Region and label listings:
—————

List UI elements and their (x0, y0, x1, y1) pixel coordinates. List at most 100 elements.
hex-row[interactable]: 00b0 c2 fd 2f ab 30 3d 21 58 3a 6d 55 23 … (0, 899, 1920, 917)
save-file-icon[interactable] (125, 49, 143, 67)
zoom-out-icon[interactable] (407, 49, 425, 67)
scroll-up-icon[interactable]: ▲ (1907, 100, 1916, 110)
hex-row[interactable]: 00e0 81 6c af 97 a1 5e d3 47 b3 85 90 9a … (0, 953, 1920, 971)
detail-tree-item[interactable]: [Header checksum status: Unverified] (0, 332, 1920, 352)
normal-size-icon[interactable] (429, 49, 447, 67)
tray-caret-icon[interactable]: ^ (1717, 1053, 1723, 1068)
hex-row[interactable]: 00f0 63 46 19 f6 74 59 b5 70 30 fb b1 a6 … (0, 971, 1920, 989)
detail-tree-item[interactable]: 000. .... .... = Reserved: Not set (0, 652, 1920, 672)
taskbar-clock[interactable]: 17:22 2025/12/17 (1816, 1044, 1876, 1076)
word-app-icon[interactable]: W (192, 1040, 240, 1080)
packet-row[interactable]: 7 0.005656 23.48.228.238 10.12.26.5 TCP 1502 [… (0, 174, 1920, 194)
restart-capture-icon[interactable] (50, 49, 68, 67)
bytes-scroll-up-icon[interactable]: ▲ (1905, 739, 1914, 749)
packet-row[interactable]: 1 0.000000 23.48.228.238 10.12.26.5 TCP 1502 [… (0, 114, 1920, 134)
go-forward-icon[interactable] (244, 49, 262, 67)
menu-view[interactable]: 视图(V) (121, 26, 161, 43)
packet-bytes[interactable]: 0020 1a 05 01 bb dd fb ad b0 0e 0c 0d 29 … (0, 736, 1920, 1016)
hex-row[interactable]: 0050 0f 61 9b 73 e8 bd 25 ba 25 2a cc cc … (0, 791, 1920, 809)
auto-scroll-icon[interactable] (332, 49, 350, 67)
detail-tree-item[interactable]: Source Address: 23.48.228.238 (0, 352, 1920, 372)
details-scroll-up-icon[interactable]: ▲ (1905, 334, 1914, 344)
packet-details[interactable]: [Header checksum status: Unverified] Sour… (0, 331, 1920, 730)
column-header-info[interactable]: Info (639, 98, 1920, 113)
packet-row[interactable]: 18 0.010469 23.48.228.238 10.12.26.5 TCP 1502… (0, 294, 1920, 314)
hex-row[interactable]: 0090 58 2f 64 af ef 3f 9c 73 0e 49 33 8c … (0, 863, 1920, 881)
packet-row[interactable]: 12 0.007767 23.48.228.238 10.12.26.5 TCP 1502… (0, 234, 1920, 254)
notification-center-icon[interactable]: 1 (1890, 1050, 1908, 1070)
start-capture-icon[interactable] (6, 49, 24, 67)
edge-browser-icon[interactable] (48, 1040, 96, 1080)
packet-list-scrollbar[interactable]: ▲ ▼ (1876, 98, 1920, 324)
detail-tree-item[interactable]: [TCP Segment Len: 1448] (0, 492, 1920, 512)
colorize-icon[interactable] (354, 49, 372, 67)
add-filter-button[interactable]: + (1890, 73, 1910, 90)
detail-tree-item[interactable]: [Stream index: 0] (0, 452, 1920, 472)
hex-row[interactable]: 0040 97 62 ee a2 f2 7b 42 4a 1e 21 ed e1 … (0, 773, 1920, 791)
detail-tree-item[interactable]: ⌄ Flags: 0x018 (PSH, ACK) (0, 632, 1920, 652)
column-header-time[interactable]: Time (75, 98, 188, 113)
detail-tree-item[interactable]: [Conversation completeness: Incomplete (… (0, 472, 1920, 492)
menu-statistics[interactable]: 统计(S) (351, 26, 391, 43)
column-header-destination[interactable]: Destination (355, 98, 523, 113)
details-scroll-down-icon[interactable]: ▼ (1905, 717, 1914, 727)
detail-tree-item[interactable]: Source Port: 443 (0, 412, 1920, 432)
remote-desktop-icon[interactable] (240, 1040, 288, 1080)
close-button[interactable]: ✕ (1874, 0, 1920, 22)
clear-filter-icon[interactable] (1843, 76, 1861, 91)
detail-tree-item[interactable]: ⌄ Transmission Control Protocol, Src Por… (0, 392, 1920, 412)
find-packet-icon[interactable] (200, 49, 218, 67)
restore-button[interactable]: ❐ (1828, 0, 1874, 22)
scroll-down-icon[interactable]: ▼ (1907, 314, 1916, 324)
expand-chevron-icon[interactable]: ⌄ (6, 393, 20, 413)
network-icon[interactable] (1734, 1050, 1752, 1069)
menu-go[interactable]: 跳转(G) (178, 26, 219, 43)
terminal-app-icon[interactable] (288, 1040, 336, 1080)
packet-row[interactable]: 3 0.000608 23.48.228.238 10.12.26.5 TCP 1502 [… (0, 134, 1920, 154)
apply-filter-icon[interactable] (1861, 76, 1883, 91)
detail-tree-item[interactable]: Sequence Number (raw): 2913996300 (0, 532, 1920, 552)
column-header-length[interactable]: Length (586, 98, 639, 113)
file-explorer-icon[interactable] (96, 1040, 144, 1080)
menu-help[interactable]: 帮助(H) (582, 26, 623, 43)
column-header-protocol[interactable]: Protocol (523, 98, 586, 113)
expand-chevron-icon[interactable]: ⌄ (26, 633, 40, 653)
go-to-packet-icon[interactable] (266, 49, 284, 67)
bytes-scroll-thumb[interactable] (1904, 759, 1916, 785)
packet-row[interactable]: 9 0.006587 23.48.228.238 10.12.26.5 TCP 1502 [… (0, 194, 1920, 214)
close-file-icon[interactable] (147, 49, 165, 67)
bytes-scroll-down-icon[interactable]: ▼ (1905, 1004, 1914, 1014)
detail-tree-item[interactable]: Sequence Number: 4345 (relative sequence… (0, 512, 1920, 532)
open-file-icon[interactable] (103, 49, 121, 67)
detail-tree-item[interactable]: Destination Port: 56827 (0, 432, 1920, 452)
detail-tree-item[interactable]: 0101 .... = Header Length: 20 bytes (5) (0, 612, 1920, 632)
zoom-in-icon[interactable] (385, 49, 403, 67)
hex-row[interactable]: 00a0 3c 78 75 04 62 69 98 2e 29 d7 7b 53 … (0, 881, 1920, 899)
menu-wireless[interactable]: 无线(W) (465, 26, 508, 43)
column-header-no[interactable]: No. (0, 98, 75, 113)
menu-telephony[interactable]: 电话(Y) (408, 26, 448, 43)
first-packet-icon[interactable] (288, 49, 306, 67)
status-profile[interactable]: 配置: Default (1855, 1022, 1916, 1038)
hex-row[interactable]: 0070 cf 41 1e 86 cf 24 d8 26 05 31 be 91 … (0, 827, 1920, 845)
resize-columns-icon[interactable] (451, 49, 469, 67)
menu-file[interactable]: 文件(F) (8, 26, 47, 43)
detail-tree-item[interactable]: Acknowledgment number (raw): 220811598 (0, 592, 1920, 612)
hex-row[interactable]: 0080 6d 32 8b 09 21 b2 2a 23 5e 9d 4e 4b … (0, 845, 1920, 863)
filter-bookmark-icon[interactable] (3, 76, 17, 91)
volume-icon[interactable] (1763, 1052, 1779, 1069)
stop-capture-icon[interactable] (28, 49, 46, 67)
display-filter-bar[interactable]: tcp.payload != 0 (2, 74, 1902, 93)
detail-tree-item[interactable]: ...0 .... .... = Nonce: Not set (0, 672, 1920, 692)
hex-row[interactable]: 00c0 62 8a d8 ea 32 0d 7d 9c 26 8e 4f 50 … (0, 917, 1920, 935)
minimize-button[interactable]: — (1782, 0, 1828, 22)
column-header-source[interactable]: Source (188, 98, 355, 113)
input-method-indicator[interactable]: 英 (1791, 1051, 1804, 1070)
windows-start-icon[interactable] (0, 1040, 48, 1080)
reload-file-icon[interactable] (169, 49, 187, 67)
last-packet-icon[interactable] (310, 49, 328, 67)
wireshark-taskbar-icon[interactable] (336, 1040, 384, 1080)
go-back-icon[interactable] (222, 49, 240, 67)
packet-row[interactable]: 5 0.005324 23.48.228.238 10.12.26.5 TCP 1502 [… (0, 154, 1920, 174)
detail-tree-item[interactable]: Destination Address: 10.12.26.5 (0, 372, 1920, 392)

—————

EXERCISE GOAL =>
Transcribe the material verbatim, from its opening line through the line containing "detail-tree-item[interactable]: 000. ....", inclusive.

SOLUTION BELOW =>
List UI elements and their (x0, y0, x1, y1) pixel coordinates. List at most 100 elements.
hex-row[interactable]: 00b0 c2 fd 2f ab 30 3d 21 58 3a 6d 55 23 … (0, 899, 1920, 917)
save-file-icon[interactable] (125, 49, 143, 67)
zoom-out-icon[interactable] (407, 49, 425, 67)
scroll-up-icon[interactable]: ▲ (1907, 100, 1916, 110)
hex-row[interactable]: 00e0 81 6c af 97 a1 5e d3 47 b3 85 90 9a … (0, 953, 1920, 971)
detail-tree-item[interactable]: [Header checksum status: Unverified] (0, 332, 1920, 352)
normal-size-icon[interactable] (429, 49, 447, 67)
tray-caret-icon[interactable]: ^ (1717, 1053, 1723, 1068)
hex-row[interactable]: 00f0 63 46 19 f6 74 59 b5 70 30 fb b1 a6 … (0, 971, 1920, 989)
detail-tree-item[interactable]: 000. .... .... = Reserved: Not set (0, 652, 1920, 672)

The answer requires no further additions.